**Exercise requirements:** Give the data below again exactly as it stands. Omit the pictures.

**Given records:**
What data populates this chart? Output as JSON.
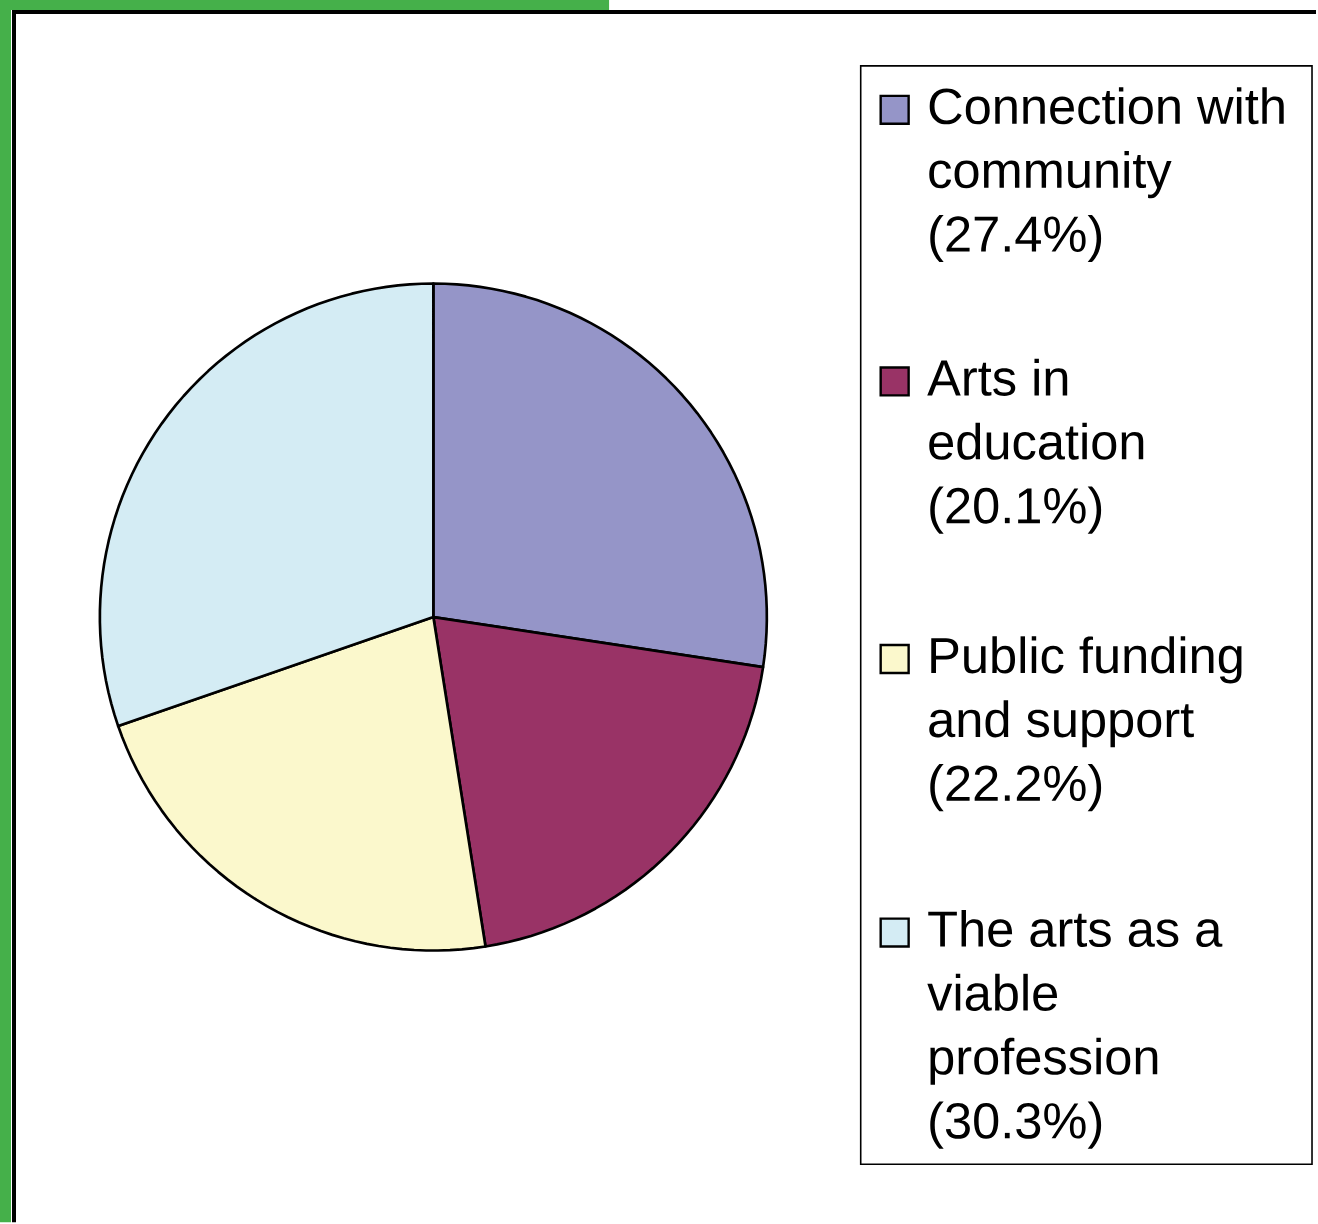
{
  "chart_data": {
    "type": "pie",
    "categories": [
      "Connection with community (27.4%)",
      "Arts in education (20.1%)",
      "Public funding and support (22.2%)",
      "The arts as a viable profession (30.3%)"
    ],
    "values": [
      27.4,
      20.1,
      22.2,
      30.3
    ],
    "colors": [
      "#9595c8",
      "#993366",
      "#fbf8cc",
      "#d4ecf4"
    ],
    "legend": "right"
  }
}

**Exercise answer:**
What data populates this chart? Output as JSON.
{
  "chart_data": {
    "type": "pie",
    "categories": [
      "Connection with community (27.4%)",
      "Arts in education (20.1%)",
      "Public funding and support (22.2%)",
      "The arts as a viable profession (30.3%)"
    ],
    "values": [
      27.4,
      20.1,
      22.2,
      30.3
    ],
    "colors": [
      "#9595c8",
      "#993366",
      "#fbf8cc",
      "#d4ecf4"
    ],
    "legend": "right"
  }
}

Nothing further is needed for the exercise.